**Information given**

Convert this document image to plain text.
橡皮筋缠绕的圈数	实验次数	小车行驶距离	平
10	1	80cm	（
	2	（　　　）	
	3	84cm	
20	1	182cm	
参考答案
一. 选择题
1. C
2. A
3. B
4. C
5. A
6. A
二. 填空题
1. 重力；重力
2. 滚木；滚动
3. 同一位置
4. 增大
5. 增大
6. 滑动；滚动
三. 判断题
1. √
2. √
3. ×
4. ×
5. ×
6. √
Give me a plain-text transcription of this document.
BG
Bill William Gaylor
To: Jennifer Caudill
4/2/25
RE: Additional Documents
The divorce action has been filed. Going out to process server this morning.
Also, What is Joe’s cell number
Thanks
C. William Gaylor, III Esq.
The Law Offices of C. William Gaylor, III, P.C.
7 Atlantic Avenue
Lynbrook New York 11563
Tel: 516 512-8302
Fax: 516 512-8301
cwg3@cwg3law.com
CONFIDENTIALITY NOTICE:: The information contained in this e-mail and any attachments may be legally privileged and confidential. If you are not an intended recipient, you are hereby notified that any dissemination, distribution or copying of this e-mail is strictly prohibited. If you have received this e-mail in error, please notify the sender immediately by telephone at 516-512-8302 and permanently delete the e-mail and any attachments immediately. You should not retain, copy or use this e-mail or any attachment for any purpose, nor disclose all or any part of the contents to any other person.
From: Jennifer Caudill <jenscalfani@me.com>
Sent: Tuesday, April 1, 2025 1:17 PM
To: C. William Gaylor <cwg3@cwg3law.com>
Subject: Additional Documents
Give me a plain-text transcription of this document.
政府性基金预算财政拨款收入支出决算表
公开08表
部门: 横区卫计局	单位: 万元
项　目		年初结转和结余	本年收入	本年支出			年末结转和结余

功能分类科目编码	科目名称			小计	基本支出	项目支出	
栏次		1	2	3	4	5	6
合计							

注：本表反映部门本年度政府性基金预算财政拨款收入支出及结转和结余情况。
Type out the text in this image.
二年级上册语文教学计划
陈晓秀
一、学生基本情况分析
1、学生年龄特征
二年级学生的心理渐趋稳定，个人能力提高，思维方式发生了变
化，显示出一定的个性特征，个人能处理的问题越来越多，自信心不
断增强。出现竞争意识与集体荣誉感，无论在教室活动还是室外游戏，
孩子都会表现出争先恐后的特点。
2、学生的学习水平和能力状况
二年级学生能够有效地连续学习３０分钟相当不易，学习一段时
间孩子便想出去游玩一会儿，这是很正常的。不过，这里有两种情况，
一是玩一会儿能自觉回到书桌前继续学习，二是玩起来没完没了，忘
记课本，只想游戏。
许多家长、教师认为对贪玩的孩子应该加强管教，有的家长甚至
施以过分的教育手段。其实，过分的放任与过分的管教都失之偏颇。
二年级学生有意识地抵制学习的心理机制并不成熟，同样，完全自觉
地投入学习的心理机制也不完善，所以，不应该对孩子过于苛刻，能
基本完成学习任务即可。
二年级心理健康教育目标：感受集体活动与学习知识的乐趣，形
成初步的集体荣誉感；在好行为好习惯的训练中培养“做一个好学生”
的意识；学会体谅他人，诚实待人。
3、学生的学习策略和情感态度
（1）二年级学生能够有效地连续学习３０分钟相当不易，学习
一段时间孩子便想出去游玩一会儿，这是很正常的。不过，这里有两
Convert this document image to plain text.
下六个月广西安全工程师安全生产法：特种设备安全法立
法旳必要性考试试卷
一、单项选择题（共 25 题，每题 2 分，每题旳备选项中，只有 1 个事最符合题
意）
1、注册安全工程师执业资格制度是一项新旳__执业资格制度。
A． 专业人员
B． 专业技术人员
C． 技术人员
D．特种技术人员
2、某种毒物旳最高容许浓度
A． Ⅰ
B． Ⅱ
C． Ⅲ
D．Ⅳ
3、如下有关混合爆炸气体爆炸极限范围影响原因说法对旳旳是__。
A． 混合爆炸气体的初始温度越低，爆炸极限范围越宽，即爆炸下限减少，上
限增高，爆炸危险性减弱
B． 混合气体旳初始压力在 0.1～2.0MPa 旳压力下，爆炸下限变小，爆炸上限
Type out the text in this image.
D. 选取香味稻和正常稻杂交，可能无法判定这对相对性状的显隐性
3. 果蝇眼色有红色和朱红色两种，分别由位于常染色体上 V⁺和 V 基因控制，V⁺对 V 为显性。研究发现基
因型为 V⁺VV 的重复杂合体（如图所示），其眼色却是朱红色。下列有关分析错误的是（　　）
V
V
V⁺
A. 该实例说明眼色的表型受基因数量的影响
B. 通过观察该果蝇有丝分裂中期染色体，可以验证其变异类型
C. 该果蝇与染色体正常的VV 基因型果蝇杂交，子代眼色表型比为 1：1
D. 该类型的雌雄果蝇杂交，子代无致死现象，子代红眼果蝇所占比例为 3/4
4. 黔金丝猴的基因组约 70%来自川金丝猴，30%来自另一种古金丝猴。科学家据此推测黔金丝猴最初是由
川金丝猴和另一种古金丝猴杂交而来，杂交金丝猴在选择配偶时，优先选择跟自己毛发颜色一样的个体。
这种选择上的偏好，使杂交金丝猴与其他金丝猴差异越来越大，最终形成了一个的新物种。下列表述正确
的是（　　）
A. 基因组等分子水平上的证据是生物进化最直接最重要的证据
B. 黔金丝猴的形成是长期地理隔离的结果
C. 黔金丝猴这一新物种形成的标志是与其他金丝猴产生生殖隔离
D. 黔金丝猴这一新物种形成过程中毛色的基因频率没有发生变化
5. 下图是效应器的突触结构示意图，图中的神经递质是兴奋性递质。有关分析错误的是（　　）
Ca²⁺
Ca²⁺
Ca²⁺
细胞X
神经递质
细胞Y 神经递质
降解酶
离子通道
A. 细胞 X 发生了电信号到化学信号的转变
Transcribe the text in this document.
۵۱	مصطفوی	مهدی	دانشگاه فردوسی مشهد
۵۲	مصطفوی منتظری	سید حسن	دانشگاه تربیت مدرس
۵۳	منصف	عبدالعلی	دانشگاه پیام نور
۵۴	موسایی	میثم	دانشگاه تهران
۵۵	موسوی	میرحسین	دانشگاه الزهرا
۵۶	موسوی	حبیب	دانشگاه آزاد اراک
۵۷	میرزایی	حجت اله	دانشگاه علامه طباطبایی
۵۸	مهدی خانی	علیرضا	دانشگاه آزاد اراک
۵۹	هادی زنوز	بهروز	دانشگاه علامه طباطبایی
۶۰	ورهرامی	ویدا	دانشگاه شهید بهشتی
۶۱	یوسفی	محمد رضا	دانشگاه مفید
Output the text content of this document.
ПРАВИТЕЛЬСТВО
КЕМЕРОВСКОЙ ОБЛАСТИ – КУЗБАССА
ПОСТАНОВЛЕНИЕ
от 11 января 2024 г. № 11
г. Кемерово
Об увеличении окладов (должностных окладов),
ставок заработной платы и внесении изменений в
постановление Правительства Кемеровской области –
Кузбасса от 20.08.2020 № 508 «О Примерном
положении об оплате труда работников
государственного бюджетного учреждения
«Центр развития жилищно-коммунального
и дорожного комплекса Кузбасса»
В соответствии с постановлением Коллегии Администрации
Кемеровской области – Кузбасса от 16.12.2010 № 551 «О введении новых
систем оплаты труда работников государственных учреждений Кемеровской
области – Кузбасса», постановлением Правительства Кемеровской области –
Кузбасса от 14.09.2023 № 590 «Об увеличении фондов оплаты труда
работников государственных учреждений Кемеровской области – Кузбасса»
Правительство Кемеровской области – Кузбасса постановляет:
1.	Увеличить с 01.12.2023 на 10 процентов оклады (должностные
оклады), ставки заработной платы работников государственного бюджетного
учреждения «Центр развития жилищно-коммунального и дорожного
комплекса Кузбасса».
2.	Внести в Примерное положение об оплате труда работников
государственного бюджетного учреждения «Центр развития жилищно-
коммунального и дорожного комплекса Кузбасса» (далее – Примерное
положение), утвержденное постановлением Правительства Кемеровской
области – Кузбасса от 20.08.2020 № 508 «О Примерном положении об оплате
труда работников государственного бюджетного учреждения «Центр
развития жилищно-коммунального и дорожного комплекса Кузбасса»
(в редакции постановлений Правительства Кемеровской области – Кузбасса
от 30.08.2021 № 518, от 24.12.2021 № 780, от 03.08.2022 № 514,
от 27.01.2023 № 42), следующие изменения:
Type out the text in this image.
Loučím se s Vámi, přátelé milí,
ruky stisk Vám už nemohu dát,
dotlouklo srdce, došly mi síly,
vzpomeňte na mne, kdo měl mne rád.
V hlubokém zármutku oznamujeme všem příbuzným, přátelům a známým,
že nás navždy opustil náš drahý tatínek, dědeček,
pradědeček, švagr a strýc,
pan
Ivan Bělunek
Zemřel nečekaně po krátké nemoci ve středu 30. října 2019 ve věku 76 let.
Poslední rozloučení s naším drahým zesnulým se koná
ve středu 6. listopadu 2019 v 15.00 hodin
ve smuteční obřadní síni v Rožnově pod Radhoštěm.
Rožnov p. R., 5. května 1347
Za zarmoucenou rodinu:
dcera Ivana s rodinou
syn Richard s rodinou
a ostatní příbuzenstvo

**Your instructions**
Which lines contain the word "оплате"? Copy each one.

**Result below**
положении об оплате труда работников
2.	Внести в Примерное положение об оплате труда работников
области – Кузбасса от 20.08.2020 № 508 «О Примерном положении об оплате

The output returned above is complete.